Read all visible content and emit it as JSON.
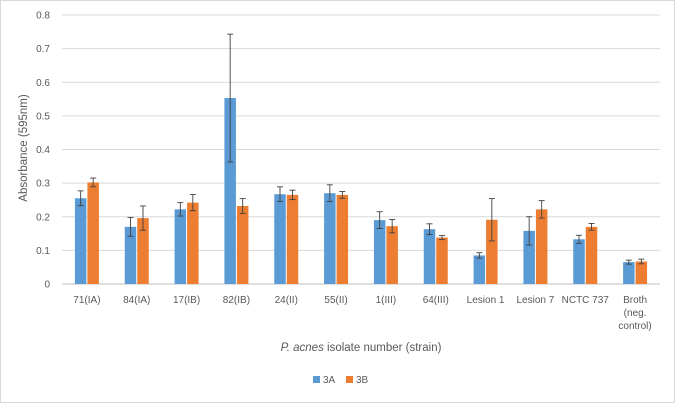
{
  "chart_data": {
    "type": "bar",
    "xlabel_italic": "P. acnes",
    "xlabel_rest": " isolate number (strain)",
    "ylabel": "Absorbance (595nm)",
    "ylim": [
      0,
      0.8
    ],
    "yticks": [
      "0",
      "0.1",
      "0.2",
      "0.3",
      "0.4",
      "0.5",
      "0.6",
      "0.7",
      "0.8"
    ],
    "grid": true,
    "legend_position": "bottom",
    "categories": [
      [
        "71(IA)"
      ],
      [
        "84(IA)"
      ],
      [
        "17(IB)"
      ],
      [
        "82(IB)"
      ],
      [
        "24(II)"
      ],
      [
        "55(II)"
      ],
      [
        "1(III)"
      ],
      [
        "64(III)"
      ],
      [
        "Lesion 1"
      ],
      [
        "Lesion 7"
      ],
      [
        "NCTC 737"
      ],
      [
        "Broth",
        "(neg.",
        "control)"
      ]
    ],
    "series": [
      {
        "name": "3A",
        "color": "#5b9bd5",
        "values": [
          0.255,
          0.17,
          0.222,
          0.553,
          0.267,
          0.27,
          0.19,
          0.163,
          0.085,
          0.158,
          0.133,
          0.065
        ],
        "errors": [
          0.022,
          0.028,
          0.02,
          0.19,
          0.022,
          0.025,
          0.025,
          0.016,
          0.008,
          0.042,
          0.012,
          0.006
        ]
      },
      {
        "name": "3B",
        "color": "#ed7d31",
        "values": [
          0.302,
          0.196,
          0.242,
          0.232,
          0.265,
          0.265,
          0.172,
          0.138,
          0.191,
          0.222,
          0.17,
          0.067
        ],
        "errors": [
          0.013,
          0.036,
          0.024,
          0.022,
          0.014,
          0.01,
          0.02,
          0.006,
          0.063,
          0.026,
          0.01,
          0.007
        ]
      }
    ]
  }
}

# Task instructions
Print the complete listing exactly as it stands, without its pictures.

# Solution to this problem
Read all visible content and emit it as JSON.
{
  "chart_data": {
    "type": "bar",
    "xlabel_italic": "P. acnes",
    "xlabel_rest": " isolate number (strain)",
    "ylabel": "Absorbance (595nm)",
    "ylim": [
      0,
      0.8
    ],
    "yticks": [
      "0",
      "0.1",
      "0.2",
      "0.3",
      "0.4",
      "0.5",
      "0.6",
      "0.7",
      "0.8"
    ],
    "grid": true,
    "legend_position": "bottom",
    "categories": [
      [
        "71(IA)"
      ],
      [
        "84(IA)"
      ],
      [
        "17(IB)"
      ],
      [
        "82(IB)"
      ],
      [
        "24(II)"
      ],
      [
        "55(II)"
      ],
      [
        "1(III)"
      ],
      [
        "64(III)"
      ],
      [
        "Lesion 1"
      ],
      [
        "Lesion 7"
      ],
      [
        "NCTC 737"
      ],
      [
        "Broth",
        "(neg.",
        "control)"
      ]
    ],
    "series": [
      {
        "name": "3A",
        "color": "#5b9bd5",
        "values": [
          0.255,
          0.17,
          0.222,
          0.553,
          0.267,
          0.27,
          0.19,
          0.163,
          0.085,
          0.158,
          0.133,
          0.065
        ],
        "errors": [
          0.022,
          0.028,
          0.02,
          0.19,
          0.022,
          0.025,
          0.025,
          0.016,
          0.008,
          0.042,
          0.012,
          0.006
        ]
      },
      {
        "name": "3B",
        "color": "#ed7d31",
        "values": [
          0.302,
          0.196,
          0.242,
          0.232,
          0.265,
          0.265,
          0.172,
          0.138,
          0.191,
          0.222,
          0.17,
          0.067
        ],
        "errors": [
          0.013,
          0.036,
          0.024,
          0.022,
          0.014,
          0.01,
          0.02,
          0.006,
          0.063,
          0.026,
          0.01,
          0.007
        ]
      }
    ]
  }
}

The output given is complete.